WHAT TO PRODUCE: Select and reproduce each line of the listing below that bears the string "modlitbě".

SUPPLIED ENTRIES:
+ + + +
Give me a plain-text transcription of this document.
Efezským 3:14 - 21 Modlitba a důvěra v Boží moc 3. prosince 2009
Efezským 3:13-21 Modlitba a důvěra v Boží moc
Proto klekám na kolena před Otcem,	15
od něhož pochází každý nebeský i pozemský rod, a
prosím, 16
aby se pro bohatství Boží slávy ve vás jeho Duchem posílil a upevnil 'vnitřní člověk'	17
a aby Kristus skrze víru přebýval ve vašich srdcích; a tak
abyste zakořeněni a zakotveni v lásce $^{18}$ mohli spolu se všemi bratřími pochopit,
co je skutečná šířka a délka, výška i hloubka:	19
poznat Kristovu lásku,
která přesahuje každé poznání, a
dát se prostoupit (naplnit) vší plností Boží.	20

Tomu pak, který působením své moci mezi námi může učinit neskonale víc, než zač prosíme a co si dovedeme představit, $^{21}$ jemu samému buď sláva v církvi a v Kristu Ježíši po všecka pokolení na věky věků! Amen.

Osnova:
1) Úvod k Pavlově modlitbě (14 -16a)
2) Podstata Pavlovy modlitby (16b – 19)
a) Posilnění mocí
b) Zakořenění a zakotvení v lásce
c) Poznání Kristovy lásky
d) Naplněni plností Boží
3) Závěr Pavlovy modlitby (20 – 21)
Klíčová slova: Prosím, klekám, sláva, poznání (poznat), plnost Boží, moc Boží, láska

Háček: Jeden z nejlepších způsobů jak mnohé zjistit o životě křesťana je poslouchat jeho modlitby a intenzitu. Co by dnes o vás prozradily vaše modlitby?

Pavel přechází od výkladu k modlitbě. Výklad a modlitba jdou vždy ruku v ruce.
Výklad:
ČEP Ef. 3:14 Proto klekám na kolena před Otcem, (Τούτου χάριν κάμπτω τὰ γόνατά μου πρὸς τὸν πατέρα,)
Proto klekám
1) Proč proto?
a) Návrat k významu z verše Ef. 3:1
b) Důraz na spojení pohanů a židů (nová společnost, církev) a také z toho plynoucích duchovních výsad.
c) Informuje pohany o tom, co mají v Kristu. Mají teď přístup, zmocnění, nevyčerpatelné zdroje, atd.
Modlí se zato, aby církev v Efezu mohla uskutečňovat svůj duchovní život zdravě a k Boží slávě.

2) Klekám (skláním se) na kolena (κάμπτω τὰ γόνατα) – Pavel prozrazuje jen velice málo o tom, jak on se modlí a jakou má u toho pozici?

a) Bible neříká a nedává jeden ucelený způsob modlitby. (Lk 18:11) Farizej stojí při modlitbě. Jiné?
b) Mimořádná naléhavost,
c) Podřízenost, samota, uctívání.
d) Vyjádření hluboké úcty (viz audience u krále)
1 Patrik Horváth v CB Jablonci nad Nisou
+ + + +
ANSWER TO THIS EXERCISE:
1) Úvod k Pavlově modlitbě (14 -16a)
Pavel přechází od výkladu k modlitbě. Výklad a modlitba jdou vždy ruku v ruce.
a) Bible neříká a nedává jeden ucelený způsob modlitby. (Lk 18:11) Farizej stojí při modlitbě. Jiné?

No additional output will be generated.